Copy out the lines that include the word "जलजम".

Stored dataset items:
--- --- ---

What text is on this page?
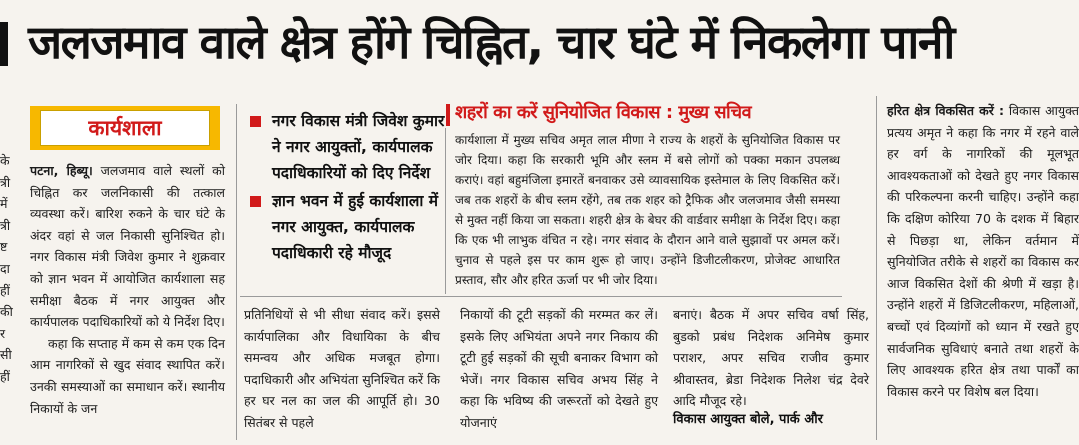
जलजमाव वाले क्षेत्र होंगे चिह्नित, चार घंटे में निकलेगा पानी
के
त्री
में
त्री
ष्ट
दा
हीं
की
र
सी
हीं
कार्यशाला

पटना, हिब्यू। जलजमाव वाले स्थलों को चिह्नित कर जलनिकासी की तत्काल व्यवस्था करें। बारिश रुकने के चार घंटे के अंदर वहां से जल निकासी सुनिश्चित हो। नगर विकास मंत्री जिवेश कुमार ने शुक्रवार को ज्ञान भवन में आयोजित कार्यशाला सह समीक्षा बैठक में नगर आयुक्त और कार्यपालक पदाधिकारियों को ये निर्देश दिए।

कहा कि सप्ताह में कम से कम एक दिन आम नागरिकों से खुद संवाद स्थापित करें। उनकी समस्याओं का समाधान करें। स्थानीय निकायों के जन

नगर विकास मंत्री जिवेश कुमार ने नगर आयुक्तों, कार्यपालक पदाधिकारियों को दिए निर्देश
ज्ञान भवन में हुई कार्यशाला में नगर आयुक्त, कार्यपालक पदाधिकारी रहे मौजूद
शहरों का करें सुनियोजित विकास : मुख्य सचिव
कार्यशाला में मुख्य सचिव अमृत लाल मीणा ने राज्य के शहरों के सुनियोजित विकास पर जोर दिया। कहा कि सरकारी भूमि और स्लम में बसे लोगों को पक्का मकान उपलब्ध कराएं। वहां बहुमंजिला इमारतें बनवाकर उसे व्यावसायिक इस्तेमाल के लिए विकसित करें। जब तक शहरों के बीच स्लम रहेंगे, तब तक शहर को ट्रैफिक और जलजमाव जैसी समस्या से मुक्त नहीं किया जा सकता। शहरी क्षेत्र के बेघर की वार्डवार समीक्षा के निर्देश दिए। कहा कि एक भी लाभुक वंचित न रहे। नगर संवाद के दौरान आने वाले सुझावों पर अमल करें। चुनाव से पहले इस पर काम शुरू हो जाए। उन्होंने डिजीटलीकरण, प्रोजेक्ट आधारित प्रस्ताव, सौर और हरित ऊर्जा पर भी जोर दिया।
प्रतिनिधियों से भी सीधा संवाद करें। इससे कार्यपालिका और विधायिका के बीच समन्वय और अधिक मजबूत होगा। पदाधिकारी और अभियंता सुनिश्चित करें कि हर घर नल का जल की आपूर्ति हो। 30 सितंबर से पहले
निकायों की टूटी सड़कों की मरम्मत कर लें। इसके लिए अभियंता अपने नगर निकाय की टूटी हुई सड़कों की सूची बनाकर विभाग को भेजें। नगर विकास सचिव अभय सिंह ने कहा कि भविष्य की जरूरतों को देखते हुए योजनाएं
बनाएं। बैठक में अपर सचिव वर्षा सिंह, बुडको प्रबंध निदेशक अनिमेष कुमार पराशर, अपर सचिव राजीव कुमार श्रीवास्तव, ब्रेडा निदेशक निलेश चंद्र देवरे आदि मौजूद रहे।
विकास आयुक्त बोले, पार्क और
हरित क्षेत्र विकसित करें : विकास आयुक्त प्रत्यय अमृत ने कहा कि नगर में रहने वाले हर वर्ग के नागरिकों की मूलभूत आवश्यकताओं को देखते हुए नगर विकास की परिकल्पना करनी चाहिए। उन्होंने कहा कि दक्षिण कोरिया 70 के दशक में बिहार से पिछड़ा था, लेकिन वर्तमान में सुनियोजित तरीके से शहरों का विकास कर आज विकसित देशों की श्रेणी में खड़ा है। उन्होंने शहरों में डिजिटलीकरण, महिलाओं, बच्चों एवं दिव्यांगों को ध्यान में रखते हुए सार्वजनिक सुविधाएं बनाते तथा शहरों के लिए आवश्यक हरित क्षेत्र तथा पार्कों का विकास करने पर विशेष बल दिया।
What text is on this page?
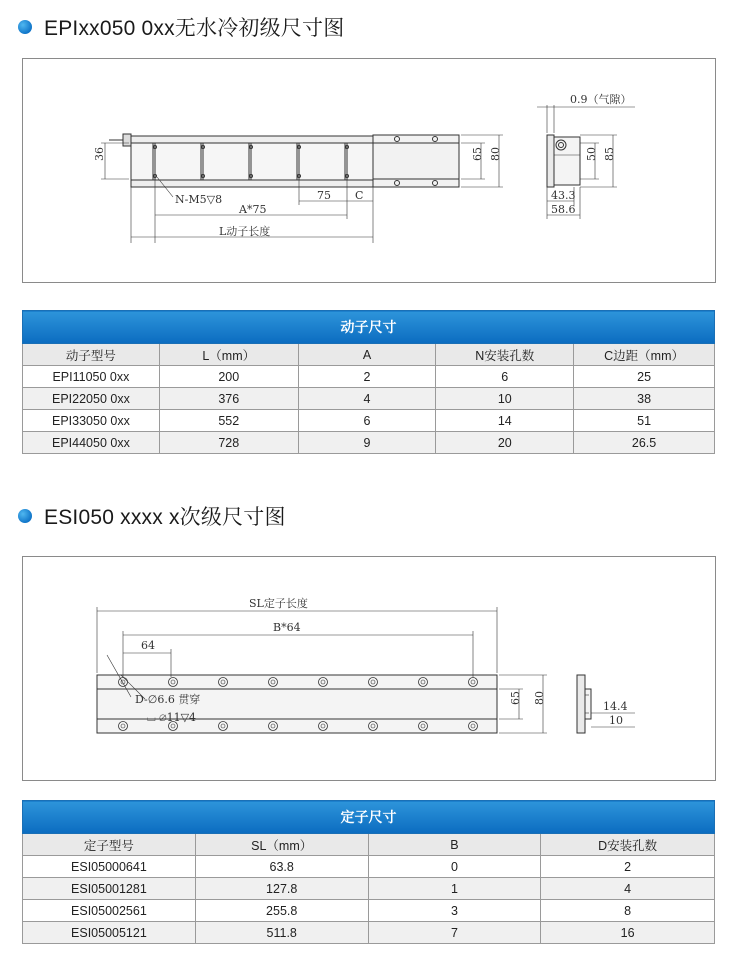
EPIxx050 0xx无水冷初级尺寸图
0.9（气隙）
36	65 80
N-M5▽8	75 C
A*75
L动子长度
50 85
43.3
58.6
动子尺寸				
动子型号	L（mm）	A	N安装孔数	C边距（mm）
EPI11050 0xx	200	2	6	25
EPI22050 0xx	376	4	10	38
EPI33050 0xx	552	6	14	51
EPI44050 0xx	728	9	20	26.5
ESI050 xxxx x次级尺寸图
SL定子长度
B*64
64
D-∅6.6 贯穿
⌴ ∅11▽4
65 80
14.4
10
定子尺寸			
定子型号	SL（mm）	B	D安装孔数
ESI05000641	63.8	0	2
ESI05001281	127.8	1	4
ESI05002561	255.8	3	8
ESI05005121	511.8	7	16
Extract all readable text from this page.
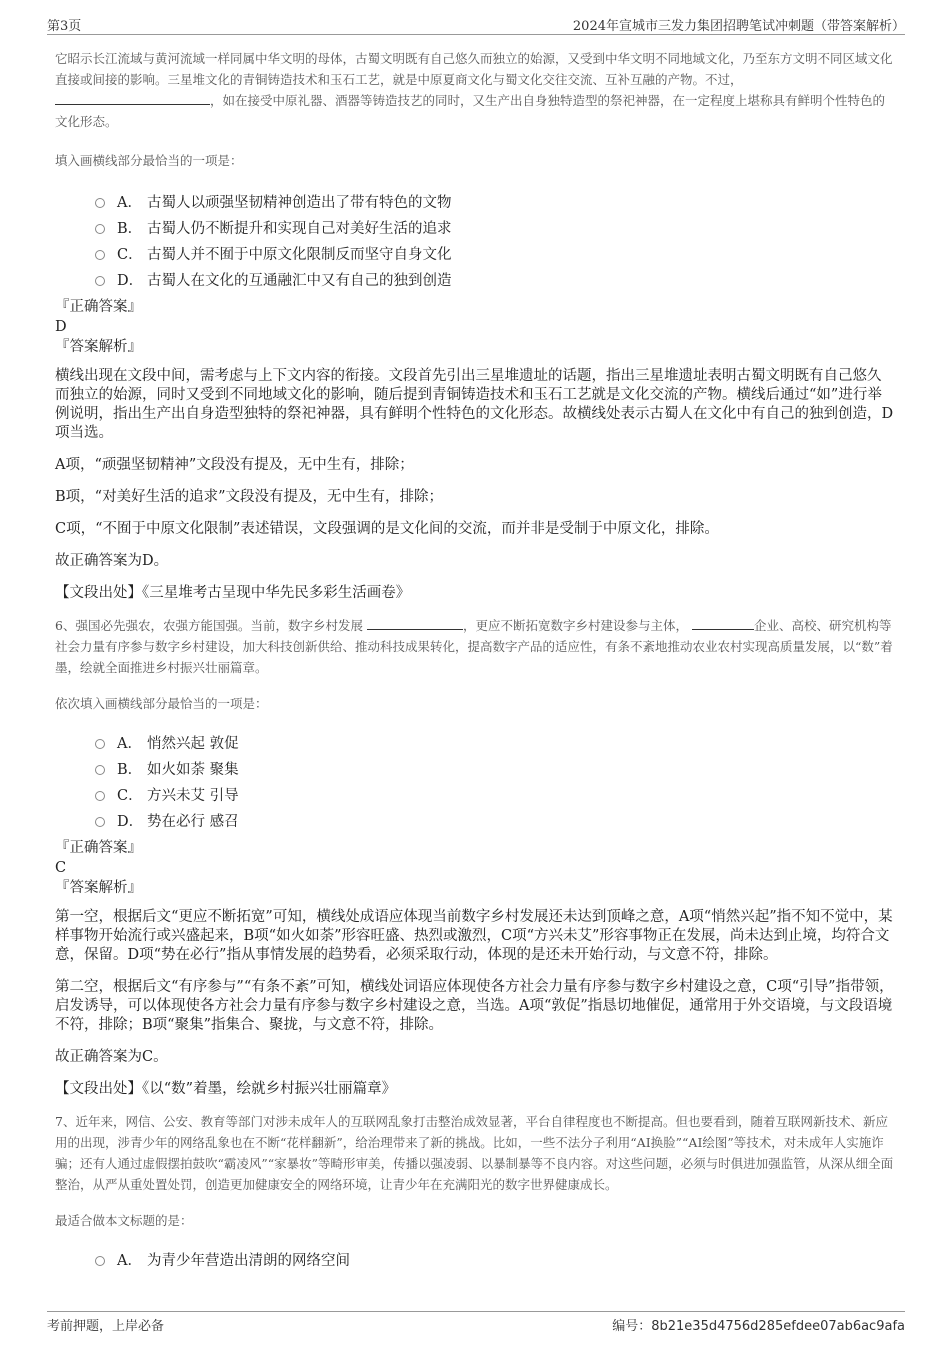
第3页	2024年宣城市三发力集团招聘笔试冲刺题（带答案解析）

它昭示长江流域与黄河流域一样同属中华文明的母体，古蜀文明既有自己悠久而独立的始源，又受到中华文明不同地域文化，乃至东方文明不同区域文化直接或间接的影响。三星堆文化的青铜铸造技术和玉石工艺，就是中原夏商文化与蜀文化交往交流、互补互融的产物。不过，，如在接受中原礼器、酒器等铸造技艺的同时，又生产出自身独特造型的祭祀神器，在一定程度上堪称具有鲜明个性特色的文化形态。

填入画横线部分最恰当的一项是：

A． 古蜀人以顽强坚韧精神创造出了带有特色的文物
B． 古蜀人仍不断提升和实现自己对美好生活的追求
C． 古蜀人并不囿于中原文化限制反而坚守自身文化
D． 古蜀人在文化的互通融汇中又有自己的独到创造

『正确答案』

D

『答案解析』

横线出现在文段中间，需考虑与上下文内容的衔接。文段首先引出三星堆遗址的话题，指出三星堆遗址表明古蜀文明既有自己悠久而独立的始源，同时又受到不同地域文化的影响，随后提到青铜铸造技术和玉石工艺就是文化交流的产物。横线后通过“如”进行举例说明，指出生产出自身造型独特的祭祀神器，具有鲜明个性特色的文化形态。故横线处表示古蜀人在文化中有自己的独到创造，D项当选。

A项，“顽强坚韧精神”文段没有提及，无中生有，排除；

B项，“对美好生活的追求”文段没有提及，无中生有，排除；

C项，“不囿于中原文化限制”表述错误，文段强调的是文化间的交流，而并非是受制于中原文化，排除。

故正确答案为D。

【文段出处】《三星堆考古呈现中华先民多彩生活画卷》

6、强国必先强农，农强方能国强。当前，数字乡村发展	，更应不断拓宽数字乡村建设参与主体，	企业、高校、研究机构等社会力量有序参与数字乡村建设，加大科技创新供给、推动科技成果转化，提高数字产品的适应性，有条不紊地推动农业农村实现高质量发展，以“数”着墨，绘就全面推进乡村振兴壮丽篇章。

依次填入画横线部分最恰当的一项是：

A． 悄然兴起 敦促
B． 如火如荼 聚集
C． 方兴未艾 引导
D． 势在必行 感召

『正确答案』

C

『答案解析』

第一空，根据后文“更应不断拓宽”可知，横线处成语应体现当前数字乡村发展还未达到顶峰之意，A项“悄然兴起”指不知不觉中，某样事物开始流行或兴盛起来，B项“如火如荼”形容旺盛、热烈或激烈，C项“方兴未艾”形容事物正在发展，尚未达到止境，均符合文意，保留。D项“势在必行”指从事情发展的趋势看，必须采取行动，体现的是还未开始行动，与文意不符，排除。

第二空，根据后文“有序参与”“有条不紊”可知，横线处词语应体现使各方社会力量有序参与数字乡村建设之意，C项“引导”指带领，启发诱导，可以体现使各方社会力量有序参与数字乡村建设之意，当选。A项“敦促”指恳切地催促，通常用于外交语境，与文段语境不符，排除；B项“聚集”指集合、聚拢，与文意不符，排除。

故正确答案为C。

【文段出处】《以“数”着墨，绘就乡村振兴壮丽篇章》

7、近年来，网信、公安、教育等部门对涉未成年人的互联网乱象打击整治成效显著，平台自律程度也不断提高。但也要看到，随着互联网新技术、新应用的出现，涉青少年的网络乱象也在不断“花样翻新”，给治理带来了新的挑战。比如，一些不法分子利用“AI换脸”“AI绘图”等技术，对未成年人实施诈骗；还有人通过虚假摆拍鼓吹“霸凌风”“家暴妆”等畸形审美，传播以强凌弱、以暴制暴等不良内容。对这些问题，必须与时俱进加强监管，从深从细全面整治，从严从重处置处罚，创造更加健康安全的网络环境，让青少年在充满阳光的数字世界健康成长。

最适合做本文标题的是：

A． 为青少年营造出清朗的网络空间
考前押题，上岸必备	编号：8b21e35d4756d285efdee07ab6ac9afa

--- --- ---

- _Task answer_
जलजमाव वाले क्षेत्र होंगे चिह्नित, चार घंटे में निकलेगा पानी
पटना, हिब्यू। जलजमाव वाले स्थलों को चिह्नित कर जलनिकासी की तत्काल व्यवस्था करें। बारिश रुकने के चार घंटे के अंदर वहां से जल निकासी सुनिश्चित हो। नगर विकास मंत्री जिवेश कुमार ने शुक्रवार को ज्ञान भवन में आयोजित कार्यशाला सह समीक्षा बैठक में नगर आयुक्त और कार्यपालक पदाधिकारियों को ये निर्देश दिए।
कार्यशाला में मुख्य सचिव अमृत लाल मीणा ने राज्य के शहरों के सुनियोजित विकास पर जोर दिया। कहा कि सरकारी भूमि और स्लम में बसे लोगों को पक्का मकान उपलब्ध कराएं। वहां बहुमंजिला इमारतें बनवाकर उसे व्यावसायिक इस्तेमाल के लिए विकसित करें। जब तक शहरों के बीच स्लम रहेंगे, तब तक शहर को ट्रैफिक और जलजमाव जैसी समस्या से मुक्त नहीं किया जा सकता। शहरी क्षेत्र के बेघर की वार्डवार समीक्षा के निर्देश दिए। कहा कि एक भी लाभुक वंचित न रहे। नगर संवाद के दौरान आने वाले सुझावों पर अमल करें। चुनाव से पहले इस पर काम शुरू हो जाए। उन्होंने डिजीटलीकरण, प्रोजेक्ट आधारित प्रस्ताव, सौर और हरित ऊर्जा पर भी जोर दिया।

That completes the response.